▸ **The problem**
Print all entries word for word.

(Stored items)
** START **

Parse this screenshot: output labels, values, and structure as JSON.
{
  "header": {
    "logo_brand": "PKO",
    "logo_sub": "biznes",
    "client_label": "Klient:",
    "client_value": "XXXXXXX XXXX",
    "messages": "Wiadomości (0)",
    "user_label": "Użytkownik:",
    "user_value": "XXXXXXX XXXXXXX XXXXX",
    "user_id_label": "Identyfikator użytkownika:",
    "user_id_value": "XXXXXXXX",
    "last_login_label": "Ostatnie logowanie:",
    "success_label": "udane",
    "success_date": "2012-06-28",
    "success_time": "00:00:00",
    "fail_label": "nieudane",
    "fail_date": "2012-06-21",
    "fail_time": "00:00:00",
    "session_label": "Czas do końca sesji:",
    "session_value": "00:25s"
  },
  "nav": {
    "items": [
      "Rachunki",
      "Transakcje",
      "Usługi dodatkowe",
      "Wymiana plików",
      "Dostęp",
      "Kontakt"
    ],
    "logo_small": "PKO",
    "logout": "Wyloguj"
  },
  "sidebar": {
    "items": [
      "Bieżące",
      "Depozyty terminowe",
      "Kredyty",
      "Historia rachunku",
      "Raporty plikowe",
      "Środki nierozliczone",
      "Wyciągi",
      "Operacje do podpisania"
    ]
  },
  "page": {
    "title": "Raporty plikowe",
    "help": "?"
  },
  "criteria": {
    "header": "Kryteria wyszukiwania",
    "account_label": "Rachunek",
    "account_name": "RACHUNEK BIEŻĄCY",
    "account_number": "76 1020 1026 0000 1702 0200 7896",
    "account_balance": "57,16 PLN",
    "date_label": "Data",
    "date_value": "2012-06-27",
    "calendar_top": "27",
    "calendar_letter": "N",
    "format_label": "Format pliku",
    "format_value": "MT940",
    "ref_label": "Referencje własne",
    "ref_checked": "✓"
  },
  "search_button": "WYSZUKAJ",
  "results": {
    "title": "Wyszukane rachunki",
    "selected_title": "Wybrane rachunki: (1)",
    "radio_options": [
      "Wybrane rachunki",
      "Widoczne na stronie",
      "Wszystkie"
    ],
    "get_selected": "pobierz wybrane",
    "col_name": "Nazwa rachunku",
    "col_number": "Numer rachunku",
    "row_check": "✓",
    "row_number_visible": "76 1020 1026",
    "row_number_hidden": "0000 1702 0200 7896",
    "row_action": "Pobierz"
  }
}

** END **

▸ **Solution to the exercise**
Parse this screenshot: output labels, values, and structure as JSON.
{
  "header": {
    "logo_brand": "PKO",
    "logo_sub": "biznes",
    "client_label": "Klient:",
    "client_value": "XXXXXXX XXXX",
    "messages": "Wiadomości (0)",
    "user_label": "Użytkownik:",
    "user_value": "XXXXXXX XXXXXXX XXXXX",
    "user_id_label": "Identyfikator użytkownika:",
    "user_id_value": "XXXXXXXX",
    "last_login_label": "Ostatnie logowanie:",
    "success_label": "udane",
    "success_date": "2012-06-28",
    "success_time": "00:00:00",
    "fail_label": "nieudane",
    "fail_date": "2012-06-21",
    "fail_time": "00:00:00",
    "session_label": "Czas do końca sesji:",
    "session_value": "00:25s"
  },
  "nav": {
    "items": [
      "Rachunki",
      "Transakcje",
      "Usługi dodatkowe",
      "Wymiana plików",
      "Dostęp",
      "Kontakt"
    ],
    "logo_small": "PKO",
    "logout": "Wyloguj"
  },
  "sidebar": {
    "items": [
      "Bieżące",
      "Depozyty terminowe",
      "Kredyty",
      "Historia rachunku",
      "Raporty plikowe",
      "Środki nierozliczone",
      "Wyciągi",
      "Operacje do podpisania"
    ]
  },
  "page": {
    "title": "Raporty plikowe",
    "help": "?"
  },
  "criteria": {
    "header": "Kryteria wyszukiwania",
    "account_label": "Rachunek",
    "account_name": "RACHUNEK BIEŻĄCY",
    "account_number": "76 1020 1026 0000 1702 0200 7896",
    "account_balance": "57,16 PLN",
    "date_label": "Data",
    "date_value": "2012-06-27",
    "calendar_top": "27",
    "calendar_letter": "N",
    "format_label": "Format pliku",
    "format_value": "MT940",
    "ref_label": "Referencje własne",
    "ref_checked": "✓"
  },
  "search_button": "WYSZUKAJ",
  "results": {
    "title": "Wyszukane rachunki",
    "selected_title": "Wybrane rachunki: (1)",
    "radio_options": [
      "Wybrane rachunki",
      "Widoczne na stronie",
      "Wszystkie"
    ],
    "get_selected": "pobierz wybrane",
    "col_name": "Nazwa rachunku",
    "col_number": "Numer rachunku",
    "row_check": "✓",
    "row_number_visible": "76 1020 1026",
    "row_number_hidden": "0000 1702 0200 7896",
    "row_action": "Pobierz"
  }
}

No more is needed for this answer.